In passato Lei ha detto che la religione è la fonte del fanatismo- può la religione aiutare a combattere il fanatismo?
     Penso di aver detto che la religione certamente si presta al fanatismo, ma non è solo la religione a creare i fanatici, anche le ideologie secolari allevano fanatici, e con fanatico intendo qualcuno che si aggrappa a certi credi, certi modi di vita, senza la capacità di esaminare oggettivamente delle alternative. Il tipo peggiore di fanatico è quello che pensa di avere il diritto di uccidere, torturare, disumanizzare gli altri in nome di quello in cui crede. Penso che la religione- anche se storicamente ha dato alla luce in proporzione il numero più alto di fanatici- possa essere interpretata selettivamente in maniera positiva: non c’è nessuna religione che dica che uccidere è essenziale. Se interpreti la religione selezionando testi che si concentrano sulla disumanizzazione degli altri, allora puoi usare la religione per uccidere.

Che cosa pensa della situazione nel delta del Niger e della tendenza che abbiamo in Europa a spiegare ogni problema dell’Africa con il tribalismo?
------------------------------------------------
▸ Consegna a:
Stabilisca se ciascuna delle seguenti affermazioni concorda con il brano: (i) anche le ideologie secolari producono fanatici; (ii) esiste una religione che considera essenziale uccidere; (iii) la religione non può essere interpretata in maniera positiva. Per ciascuna risponda sì o no e citi testualmente le parole del brano che lo stabiliscono.
------------------------------------------------
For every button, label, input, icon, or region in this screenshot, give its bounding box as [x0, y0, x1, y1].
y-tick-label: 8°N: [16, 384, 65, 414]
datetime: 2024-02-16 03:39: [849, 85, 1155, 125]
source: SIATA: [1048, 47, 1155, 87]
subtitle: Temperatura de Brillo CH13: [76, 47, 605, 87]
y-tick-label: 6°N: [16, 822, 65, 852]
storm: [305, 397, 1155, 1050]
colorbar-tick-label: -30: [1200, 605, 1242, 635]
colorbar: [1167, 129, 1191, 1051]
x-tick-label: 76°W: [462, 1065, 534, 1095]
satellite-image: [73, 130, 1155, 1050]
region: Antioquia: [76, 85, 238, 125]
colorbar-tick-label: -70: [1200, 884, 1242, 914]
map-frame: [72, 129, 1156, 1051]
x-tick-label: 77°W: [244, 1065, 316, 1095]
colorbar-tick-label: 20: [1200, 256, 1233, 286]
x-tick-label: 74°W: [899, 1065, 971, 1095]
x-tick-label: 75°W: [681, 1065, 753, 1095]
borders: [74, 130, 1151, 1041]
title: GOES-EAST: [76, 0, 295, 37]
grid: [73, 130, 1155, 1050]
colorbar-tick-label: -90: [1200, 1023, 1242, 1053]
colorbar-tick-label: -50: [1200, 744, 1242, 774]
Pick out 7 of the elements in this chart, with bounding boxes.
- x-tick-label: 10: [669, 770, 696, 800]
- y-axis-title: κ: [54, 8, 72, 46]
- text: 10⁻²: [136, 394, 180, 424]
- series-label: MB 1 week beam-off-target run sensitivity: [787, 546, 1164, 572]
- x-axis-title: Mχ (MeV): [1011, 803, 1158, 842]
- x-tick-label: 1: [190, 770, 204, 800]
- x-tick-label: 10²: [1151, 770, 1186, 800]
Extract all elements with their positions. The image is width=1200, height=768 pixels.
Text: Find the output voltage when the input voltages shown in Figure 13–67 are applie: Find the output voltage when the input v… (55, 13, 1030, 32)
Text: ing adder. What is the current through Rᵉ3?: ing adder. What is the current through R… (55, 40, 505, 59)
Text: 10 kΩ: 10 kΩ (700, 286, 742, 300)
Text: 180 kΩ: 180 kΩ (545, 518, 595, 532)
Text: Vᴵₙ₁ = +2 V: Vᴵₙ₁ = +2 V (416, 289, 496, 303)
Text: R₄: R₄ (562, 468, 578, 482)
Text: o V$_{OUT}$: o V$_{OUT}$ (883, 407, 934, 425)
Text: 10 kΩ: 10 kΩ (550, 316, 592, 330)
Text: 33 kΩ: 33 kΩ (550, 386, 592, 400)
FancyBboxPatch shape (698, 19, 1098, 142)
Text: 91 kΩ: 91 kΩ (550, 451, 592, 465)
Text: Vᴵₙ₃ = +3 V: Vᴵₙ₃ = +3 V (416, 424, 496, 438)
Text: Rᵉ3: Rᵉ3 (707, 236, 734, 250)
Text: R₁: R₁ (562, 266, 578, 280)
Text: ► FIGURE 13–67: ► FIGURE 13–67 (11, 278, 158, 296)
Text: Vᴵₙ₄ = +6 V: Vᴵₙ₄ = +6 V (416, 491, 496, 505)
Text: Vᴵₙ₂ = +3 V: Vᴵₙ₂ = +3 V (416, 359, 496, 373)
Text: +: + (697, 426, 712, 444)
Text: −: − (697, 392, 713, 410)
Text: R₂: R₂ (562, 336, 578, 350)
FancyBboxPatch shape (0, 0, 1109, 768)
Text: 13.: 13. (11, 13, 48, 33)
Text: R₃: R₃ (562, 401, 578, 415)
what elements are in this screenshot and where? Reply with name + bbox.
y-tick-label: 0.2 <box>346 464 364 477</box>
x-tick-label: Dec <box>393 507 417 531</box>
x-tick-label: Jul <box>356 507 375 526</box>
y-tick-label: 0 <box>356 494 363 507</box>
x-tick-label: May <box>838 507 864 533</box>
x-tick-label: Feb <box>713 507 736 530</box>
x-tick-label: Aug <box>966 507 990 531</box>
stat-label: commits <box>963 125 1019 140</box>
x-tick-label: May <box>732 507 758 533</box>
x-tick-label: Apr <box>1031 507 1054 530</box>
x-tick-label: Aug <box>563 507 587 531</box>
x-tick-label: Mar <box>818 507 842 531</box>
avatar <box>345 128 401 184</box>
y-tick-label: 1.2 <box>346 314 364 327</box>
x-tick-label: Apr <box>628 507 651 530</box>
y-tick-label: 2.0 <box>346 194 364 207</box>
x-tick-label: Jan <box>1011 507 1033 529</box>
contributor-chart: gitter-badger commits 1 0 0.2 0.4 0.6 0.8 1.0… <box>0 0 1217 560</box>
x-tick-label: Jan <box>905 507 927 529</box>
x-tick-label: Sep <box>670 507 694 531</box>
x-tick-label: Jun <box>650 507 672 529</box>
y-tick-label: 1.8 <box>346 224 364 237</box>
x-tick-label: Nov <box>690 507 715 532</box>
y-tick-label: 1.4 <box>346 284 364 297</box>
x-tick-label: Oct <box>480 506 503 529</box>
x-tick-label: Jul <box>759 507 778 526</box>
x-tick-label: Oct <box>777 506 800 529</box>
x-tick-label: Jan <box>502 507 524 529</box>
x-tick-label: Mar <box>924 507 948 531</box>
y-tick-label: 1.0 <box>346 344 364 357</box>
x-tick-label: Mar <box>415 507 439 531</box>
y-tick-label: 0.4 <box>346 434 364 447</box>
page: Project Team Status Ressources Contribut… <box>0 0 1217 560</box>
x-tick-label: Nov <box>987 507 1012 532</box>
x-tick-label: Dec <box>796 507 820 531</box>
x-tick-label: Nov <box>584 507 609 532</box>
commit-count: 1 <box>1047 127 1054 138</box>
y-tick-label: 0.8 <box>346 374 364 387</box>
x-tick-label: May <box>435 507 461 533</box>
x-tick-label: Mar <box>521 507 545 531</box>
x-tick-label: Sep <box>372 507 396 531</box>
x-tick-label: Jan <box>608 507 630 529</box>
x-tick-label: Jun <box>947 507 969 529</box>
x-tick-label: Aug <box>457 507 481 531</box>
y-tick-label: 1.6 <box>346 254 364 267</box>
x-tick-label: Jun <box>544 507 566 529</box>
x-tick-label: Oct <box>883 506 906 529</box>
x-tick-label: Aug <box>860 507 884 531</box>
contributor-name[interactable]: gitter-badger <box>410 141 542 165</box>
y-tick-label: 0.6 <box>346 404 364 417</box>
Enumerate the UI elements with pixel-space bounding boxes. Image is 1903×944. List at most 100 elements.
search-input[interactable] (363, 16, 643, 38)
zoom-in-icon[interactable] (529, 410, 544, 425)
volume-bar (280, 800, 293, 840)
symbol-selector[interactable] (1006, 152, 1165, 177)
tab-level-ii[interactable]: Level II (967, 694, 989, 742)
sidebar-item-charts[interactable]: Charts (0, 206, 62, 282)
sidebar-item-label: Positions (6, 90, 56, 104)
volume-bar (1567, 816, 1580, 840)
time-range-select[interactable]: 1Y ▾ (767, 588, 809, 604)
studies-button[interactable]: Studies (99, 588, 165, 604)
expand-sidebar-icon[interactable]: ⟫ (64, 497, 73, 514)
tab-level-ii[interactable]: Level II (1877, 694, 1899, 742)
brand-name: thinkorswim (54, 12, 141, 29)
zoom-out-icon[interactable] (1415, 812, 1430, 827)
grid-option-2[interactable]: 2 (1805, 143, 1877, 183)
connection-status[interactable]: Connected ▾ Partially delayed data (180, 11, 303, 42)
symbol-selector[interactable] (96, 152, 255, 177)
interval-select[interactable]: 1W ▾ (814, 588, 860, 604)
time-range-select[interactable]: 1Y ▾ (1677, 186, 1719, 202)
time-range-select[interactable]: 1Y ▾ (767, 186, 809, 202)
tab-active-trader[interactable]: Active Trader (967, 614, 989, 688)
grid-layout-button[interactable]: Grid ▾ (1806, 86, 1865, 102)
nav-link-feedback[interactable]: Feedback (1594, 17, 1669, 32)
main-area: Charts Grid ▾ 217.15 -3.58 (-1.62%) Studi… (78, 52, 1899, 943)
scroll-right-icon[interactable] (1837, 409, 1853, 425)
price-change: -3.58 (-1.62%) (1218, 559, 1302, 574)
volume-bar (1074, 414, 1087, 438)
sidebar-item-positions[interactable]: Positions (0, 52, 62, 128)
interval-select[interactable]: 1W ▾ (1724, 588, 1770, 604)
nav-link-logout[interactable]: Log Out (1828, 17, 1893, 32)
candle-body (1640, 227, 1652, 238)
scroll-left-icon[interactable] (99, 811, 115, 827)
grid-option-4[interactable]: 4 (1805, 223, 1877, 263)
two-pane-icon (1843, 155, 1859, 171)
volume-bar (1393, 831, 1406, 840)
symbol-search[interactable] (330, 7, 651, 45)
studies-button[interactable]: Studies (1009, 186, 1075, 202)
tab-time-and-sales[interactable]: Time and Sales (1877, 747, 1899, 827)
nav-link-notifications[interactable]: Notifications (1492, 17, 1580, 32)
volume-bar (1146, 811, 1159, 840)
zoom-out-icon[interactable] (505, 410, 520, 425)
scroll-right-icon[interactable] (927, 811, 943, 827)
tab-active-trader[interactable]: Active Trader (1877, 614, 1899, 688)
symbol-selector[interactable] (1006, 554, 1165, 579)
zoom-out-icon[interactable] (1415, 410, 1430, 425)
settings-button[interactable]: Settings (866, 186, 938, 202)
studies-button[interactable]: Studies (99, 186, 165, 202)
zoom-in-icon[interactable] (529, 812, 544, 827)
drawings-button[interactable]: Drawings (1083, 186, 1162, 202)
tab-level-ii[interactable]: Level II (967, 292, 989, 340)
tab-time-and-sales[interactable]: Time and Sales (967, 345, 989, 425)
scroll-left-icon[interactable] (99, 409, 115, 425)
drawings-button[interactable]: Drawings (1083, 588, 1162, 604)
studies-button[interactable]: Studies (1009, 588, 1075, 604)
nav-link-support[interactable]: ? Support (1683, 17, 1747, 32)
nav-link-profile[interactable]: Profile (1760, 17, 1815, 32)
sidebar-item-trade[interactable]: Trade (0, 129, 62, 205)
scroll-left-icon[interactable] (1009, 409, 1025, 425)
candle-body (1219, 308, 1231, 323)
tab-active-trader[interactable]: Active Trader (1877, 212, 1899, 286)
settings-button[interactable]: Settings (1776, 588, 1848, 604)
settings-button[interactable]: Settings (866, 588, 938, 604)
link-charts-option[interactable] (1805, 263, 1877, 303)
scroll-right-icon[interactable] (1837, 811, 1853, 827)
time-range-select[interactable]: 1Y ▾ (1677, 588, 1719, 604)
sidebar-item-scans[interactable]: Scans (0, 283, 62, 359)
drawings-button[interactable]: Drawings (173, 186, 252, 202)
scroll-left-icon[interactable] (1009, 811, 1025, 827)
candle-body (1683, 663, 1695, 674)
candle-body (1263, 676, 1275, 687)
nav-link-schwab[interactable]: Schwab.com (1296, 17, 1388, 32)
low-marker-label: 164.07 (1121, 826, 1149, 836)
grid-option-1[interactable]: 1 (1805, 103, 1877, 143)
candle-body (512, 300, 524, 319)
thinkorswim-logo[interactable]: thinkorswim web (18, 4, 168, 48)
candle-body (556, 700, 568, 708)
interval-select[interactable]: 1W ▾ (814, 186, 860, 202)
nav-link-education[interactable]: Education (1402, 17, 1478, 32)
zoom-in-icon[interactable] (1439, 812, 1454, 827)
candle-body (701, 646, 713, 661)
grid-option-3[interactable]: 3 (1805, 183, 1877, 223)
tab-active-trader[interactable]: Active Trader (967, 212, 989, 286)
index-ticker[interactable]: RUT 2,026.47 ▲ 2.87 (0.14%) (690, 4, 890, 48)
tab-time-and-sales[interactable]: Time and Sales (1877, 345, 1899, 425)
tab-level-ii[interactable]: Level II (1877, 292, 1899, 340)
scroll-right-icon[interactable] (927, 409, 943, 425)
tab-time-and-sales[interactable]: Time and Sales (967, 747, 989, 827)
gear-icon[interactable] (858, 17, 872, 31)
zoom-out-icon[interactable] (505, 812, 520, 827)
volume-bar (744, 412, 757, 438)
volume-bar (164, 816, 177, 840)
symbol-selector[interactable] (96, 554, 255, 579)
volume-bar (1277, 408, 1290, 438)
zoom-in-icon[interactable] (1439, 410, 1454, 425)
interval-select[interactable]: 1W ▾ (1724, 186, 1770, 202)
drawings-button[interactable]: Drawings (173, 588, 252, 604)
------------------------------------------------
▸ Consegna b:
Citi alla lettera le righe dei record che vanno dalla prima riga fino alla riga che contiene "y-tick-label: 6°N: [16, 822, 65, 852]", entrambe incluse, e nient’altro.

▸ Risposta completa a:
(i) Sì: «anche le ideologie secolari allevano fanatici».
(ii) No: «non c’è nessuna religione che dica che uccidere è essenziale».
(iii) No: «possa essere interpretata selettivamente in maniera positiva».

▸ Risposta completa b:
For every button, label, input, icon, or region in this screenshot, give its bounding box as [x0, y0, x1, y1].
y-tick-label: 8°N: [16, 384, 65, 414]
datetime: 2024-02-16 03:39: [849, 85, 1155, 125]
source: SIATA: [1048, 47, 1155, 87]
subtitle: Temperatura de Brillo CH13: [76, 47, 605, 87]
y-tick-label: 6°N: [16, 822, 65, 852]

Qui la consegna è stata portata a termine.